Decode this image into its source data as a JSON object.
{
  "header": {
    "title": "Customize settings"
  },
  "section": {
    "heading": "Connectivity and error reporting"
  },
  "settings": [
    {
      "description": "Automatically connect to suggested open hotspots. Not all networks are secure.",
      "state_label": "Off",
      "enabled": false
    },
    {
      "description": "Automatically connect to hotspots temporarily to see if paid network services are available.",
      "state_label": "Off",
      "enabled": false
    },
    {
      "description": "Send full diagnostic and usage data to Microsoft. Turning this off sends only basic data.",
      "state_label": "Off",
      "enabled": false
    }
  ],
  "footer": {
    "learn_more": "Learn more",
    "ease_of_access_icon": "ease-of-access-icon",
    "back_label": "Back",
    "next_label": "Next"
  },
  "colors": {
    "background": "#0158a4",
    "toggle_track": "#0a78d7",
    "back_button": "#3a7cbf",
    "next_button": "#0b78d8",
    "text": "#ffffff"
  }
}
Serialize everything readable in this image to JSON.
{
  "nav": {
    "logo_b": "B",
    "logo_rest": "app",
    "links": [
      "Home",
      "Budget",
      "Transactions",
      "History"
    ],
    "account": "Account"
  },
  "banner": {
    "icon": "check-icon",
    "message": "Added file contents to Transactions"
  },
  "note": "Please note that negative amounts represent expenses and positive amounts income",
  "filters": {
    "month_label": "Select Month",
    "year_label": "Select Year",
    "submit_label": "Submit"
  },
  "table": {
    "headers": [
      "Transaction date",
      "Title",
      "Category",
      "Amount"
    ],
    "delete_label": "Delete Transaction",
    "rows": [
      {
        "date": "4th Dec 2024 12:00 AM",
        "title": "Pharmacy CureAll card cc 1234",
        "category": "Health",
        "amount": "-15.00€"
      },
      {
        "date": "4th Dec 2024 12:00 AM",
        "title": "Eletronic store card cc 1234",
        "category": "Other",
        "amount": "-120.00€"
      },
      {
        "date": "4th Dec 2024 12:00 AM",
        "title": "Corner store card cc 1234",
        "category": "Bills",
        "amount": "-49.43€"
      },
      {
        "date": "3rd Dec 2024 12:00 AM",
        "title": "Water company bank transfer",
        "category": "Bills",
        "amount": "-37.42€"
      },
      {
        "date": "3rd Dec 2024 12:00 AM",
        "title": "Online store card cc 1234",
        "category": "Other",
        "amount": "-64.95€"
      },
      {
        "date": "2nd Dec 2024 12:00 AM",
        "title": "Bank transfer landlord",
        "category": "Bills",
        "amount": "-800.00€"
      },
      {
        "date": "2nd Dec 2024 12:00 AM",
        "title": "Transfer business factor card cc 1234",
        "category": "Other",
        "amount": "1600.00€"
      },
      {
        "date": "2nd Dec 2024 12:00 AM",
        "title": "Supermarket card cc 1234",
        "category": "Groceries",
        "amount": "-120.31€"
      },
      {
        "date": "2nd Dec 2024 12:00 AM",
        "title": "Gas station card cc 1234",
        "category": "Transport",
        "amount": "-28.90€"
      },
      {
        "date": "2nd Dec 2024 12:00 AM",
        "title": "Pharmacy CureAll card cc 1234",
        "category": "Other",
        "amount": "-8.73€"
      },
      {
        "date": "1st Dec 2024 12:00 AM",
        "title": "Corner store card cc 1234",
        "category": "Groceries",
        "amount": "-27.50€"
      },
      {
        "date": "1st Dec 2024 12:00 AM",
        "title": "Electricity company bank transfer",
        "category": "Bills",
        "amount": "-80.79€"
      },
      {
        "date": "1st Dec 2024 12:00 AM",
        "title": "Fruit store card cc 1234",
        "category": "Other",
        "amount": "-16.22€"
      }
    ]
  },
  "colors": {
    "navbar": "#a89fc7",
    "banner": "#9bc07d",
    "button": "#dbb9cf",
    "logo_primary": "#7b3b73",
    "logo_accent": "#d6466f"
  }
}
____
— SHORT TASK —
Write out every record, exactly as written.

— COMPLETE RESPONSE —
Decode this image into its source data as a JSON object.
{
  "header": {
    "title": "Customize settings"
  },
  "section": {
    "heading": "Connectivity and error reporting"
  },
  "settings": [
    {
      "description": "Automatically connect to suggested open hotspots. Not all networks are secure.",
      "state_label": "Off",
      "enabled": false
    },
    {
      "description": "Automatically connect to hotspots temporarily to see if paid network services are available.",
      "state_label": "Off",
      "enabled": false
    },
    {
      "description": "Send full diagnostic and usage data to Microsoft. Turning this off sends only basic data.",
      "state_label": "Off",
      "enabled": false
    }
  ],
  "footer": {
    "learn_more": "Learn more",
    "ease_of_access_icon": "ease-of-access-icon",
    "back_label": "Back",
    "next_label": "Next"
  },
  "colors": {
    "background": "#0158a4",
    "toggle_track": "#0a78d7",
    "back_button": "#3a7cbf",
    "next_button": "#0b78d8",
    "text": "#ffffff"
  }
}
Serialize everything readable in this image to JSON.
{
  "nav": {
    "logo_b": "B",
    "logo_rest": "app",
    "links": [
      "Home",
      "Budget",
      "Transactions",
      "History"
    ],
    "account": "Account"
  },
  "banner": {
    "icon": "check-icon",
    "message": "Added file contents to Transactions"
  },
  "note": "Please note that negative amounts represent expenses and positive amounts income",
  "filters": {
    "month_label": "Select Month",
    "year_label": "Select Year",
    "submit_label": "Submit"
  },
  "table": {
    "headers": [
      "Transaction date",
      "Title",
      "Category",
      "Amount"
    ],
    "delete_label": "Delete Transaction",
    "rows": [
      {
        "date": "4th Dec 2024 12:00 AM",
        "title": "Pharmacy CureAll card cc 1234",
        "category": "Health",
        "amount": "-15.00€"
      },
      {
        "date": "4th Dec 2024 12:00 AM",
        "title": "Eletronic store card cc 1234",
        "category": "Other",
        "amount": "-120.00€"
      },
      {
        "date": "4th Dec 2024 12:00 AM",
        "title": "Corner store card cc 1234",
        "category": "Bills",
        "amount": "-49.43€"
      },
      {
        "date": "3rd Dec 2024 12:00 AM",
        "title": "Water company bank transfer",
        "category": "Bills",
        "amount": "-37.42€"
      },
      {
        "date": "3rd Dec 2024 12:00 AM",
        "title": "Online store card cc 1234",
        "category": "Other",
        "amount": "-64.95€"
      },
      {
        "date": "2nd Dec 2024 12:00 AM",
        "title": "Bank transfer landlord",
        "category": "Bills",
        "amount": "-800.00€"
      },
      {
        "date": "2nd Dec 2024 12:00 AM",
        "title": "Transfer business factor card cc 1234",
        "category": "Other",
        "amount": "1600.00€"
      },
      {
        "date": "2nd Dec 2024 12:00 AM",
        "title": "Supermarket card cc 1234",
        "category": "Groceries",
        "amount": "-120.31€"
      },
      {
        "date": "2nd Dec 2024 12:00 AM",
        "title": "Gas station card cc 1234",
        "category": "Transport",
        "amount": "-28.90€"
      },
      {
        "date": "2nd Dec 2024 12:00 AM",
        "title": "Pharmacy CureAll card cc 1234",
        "category": "Other",
        "amount": "-8.73€"
      },
      {
        "date": "1st Dec 2024 12:00 AM",
        "title": "Corner store card cc 1234",
        "category": "Groceries",
        "amount": "-27.50€"
      },
      {
        "date": "1st Dec 2024 12:00 AM",
        "title": "Electricity company bank transfer",
        "category": "Bills",
        "amount": "-80.79€"
      },
      {
        "date": "1st Dec 2024 12:00 AM",
        "title": "Fruit store card cc 1234",
        "category": "Other",
        "amount": "-16.22€"
      }
    ]
  },
  "colors": {
    "navbar": "#a89fc7",
    "banner": "#9bc07d",
    "button": "#dbb9cf",
    "logo_primary": "#7b3b73",
    "logo_accent": "#d6466f"
  }
}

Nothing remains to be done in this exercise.